• [GOAL]:
Output the entries below exactly as written, omitting pictures.

[START RECORDS FOR PROCESSING]

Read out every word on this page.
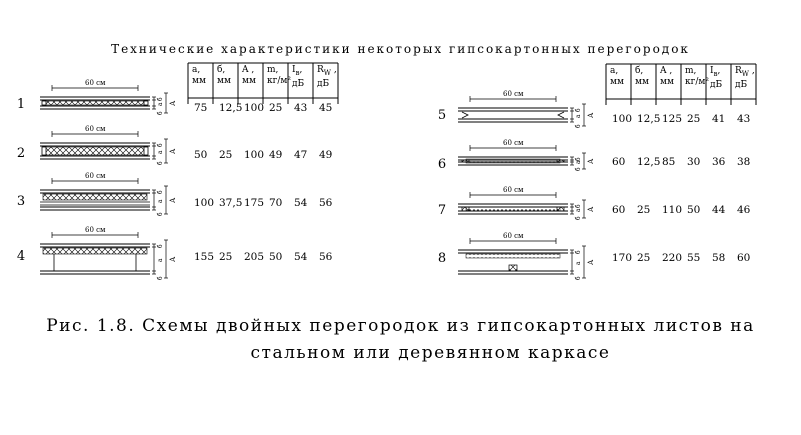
Технические характеристики некоторых гипсокартонных перегородок
60 см
б
а
б
А
60 см
б
а
б
А
60 см
б
а
б
А
60 см
б
а
б
А
60 см
б
а
б
А
60 см
б
а
б
А
60 см
б
а
б
А
60 см
б
а
б
А
a,
мм
б,
мм
A ,
мм
m,
кг/м²
$I_в$,
дБ
$R_W$ ,
дБ
a,
мм
б,
мм
A ,
мм
m,
кг/м²
$I_в$,
дБ
$R_W$ ,
дБ
75 12,5 100 25 43 45
50 25 100 49 47 49
100 37,5 175 70 54 56
155 25 205 50 54 56
100 12,5 125 25 41 43
60 12,5 85 30 36 38
60 25 110 50 44 46
170 25 220 55 58 60
Рис. 1.8. Схемы двойных перегородок из гипсокартонных листов на
стальном или деревянном каркасе
1
2
3
4
5
6
7
8
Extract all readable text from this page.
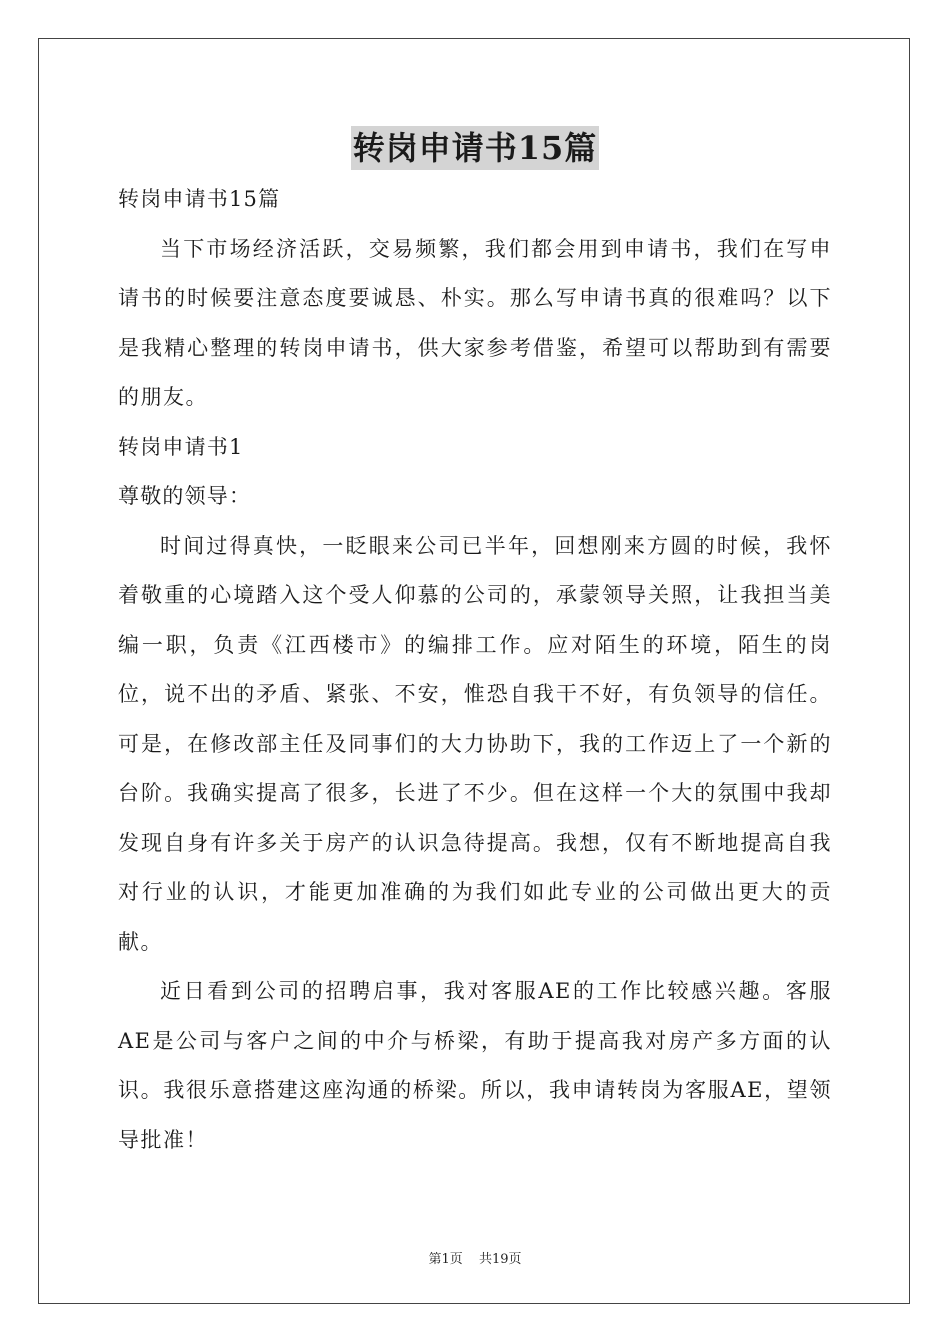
转岗申请书15篇

转岗申请书15篇

当下市场经济活跃，交易频繁，我们都会用到申请书，我们在写申请书的时候要注意态度要诚恳、朴实。那么写申请书真的很难吗？以下是我精心整理的转岗申请书，供大家参考借鉴，希望可以帮助到有需要的朋友。

转岗申请书1

尊敬的领导：

时间过得真快，一眨眼来公司已半年，回想刚来方圆的时候，我怀着敬重的心境踏入这个受人仰慕的公司的，承蒙领导关照，让我担当美编一职，负责《江西楼市》的编排工作。应对陌生的环境，陌生的岗位，说不出的矛盾、紧张、不安，惟恐自我干不好，有负领导的信任。可是，在修改部主任及同事们的大力协助下，我的工作迈上了一个新的台阶。我确实提高了很多，长进了不少。但在这样一个大的氛围中我却发现自身有许多关于房产的认识急待提高。我想，仅有不断地提高自我对行业的认识，才能更加准确的为我们如此专业的公司做出更大的贡献。

近日看到公司的招聘启事，我对客服AE的工作比较感兴趣。客服AE是公司与客户之间的中介与桥梁，有助于提高我对房产多方面的认识。我很乐意搭建这座沟通的桥梁。所以，我申请转岗为客服AE，望领导批准！

第1页 共19页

[END RECORDS FOR PROCESSING]

• [ANSWER TO THE TASK]:
Read out every word on this page.
Технические характеристики некоторых гипсокартонных перегородок
60 см
б
а
б
А
60 см
б
а
б
А
60 см
б
а
б
А
60 см
б
а
б
А
60 см
б
а
б
А
60 см
б
а
б
А
60 см
б
а
б
А
60 см
б
а
б
А
a,
мм
б,
мм
A ,
мм
m,
кг/м²
$I_в$,
дБ
$R_W$ ,
дБ
a,
мм
б,
мм
A ,
мм
m,
кг/м²
$I_в$,
дБ
$R_W$ ,
дБ
75 12,5 100 25 43 45
50 25 100 49 47 49
100 37,5 175 70 54 56
155 25 205 50 54 56
100 12,5 125 25 41 43
60 12,5 85 30 36 38
60 25 110 50 44 46
170 25 220 55 58 60
Рис. 1.8. Схемы двойных перегородок из гипсокартонных листов на
стальном или деревянном каркасе
1
2
3
4
5
6
7
8
Extract all readable text from this page.
转岗申请书15篇

转岗申请书15篇

当下市场经济活跃，交易频繁，我们都会用到申请书，我们在写申请书的时候要注意态度要诚恳、朴实。那么写申请书真的很难吗？以下是我精心整理的转岗申请书，供大家参考借鉴，希望可以帮助到有需要的朋友。

转岗申请书1

尊敬的领导：

时间过得真快，一眨眼来公司已半年，回想刚来方圆的时候，我怀着敬重的心境踏入这个受人仰慕的公司的，承蒙领导关照，让我担当美编一职，负责《江西楼市》的编排工作。应对陌生的环境，陌生的岗位，说不出的矛盾、紧张、不安，惟恐自我干不好，有负领导的信任。可是，在修改部主任及同事们的大力协助下，我的工作迈上了一个新的台阶。我确实提高了很多，长进了不少。但在这样一个大的氛围中我却发现自身有许多关于房产的认识急待提高。我想，仅有不断地提高自我对行业的认识，才能更加准确的为我们如此专业的公司做出更大的贡献。

近日看到公司的招聘启事，我对客服AE的工作比较感兴趣。客服AE是公司与客户之间的中介与桥梁，有助于提高我对房产多方面的认识。我很乐意搭建这座沟通的桥梁。所以，我申请转岗为客服AE，望领导批准！

第1页 共19页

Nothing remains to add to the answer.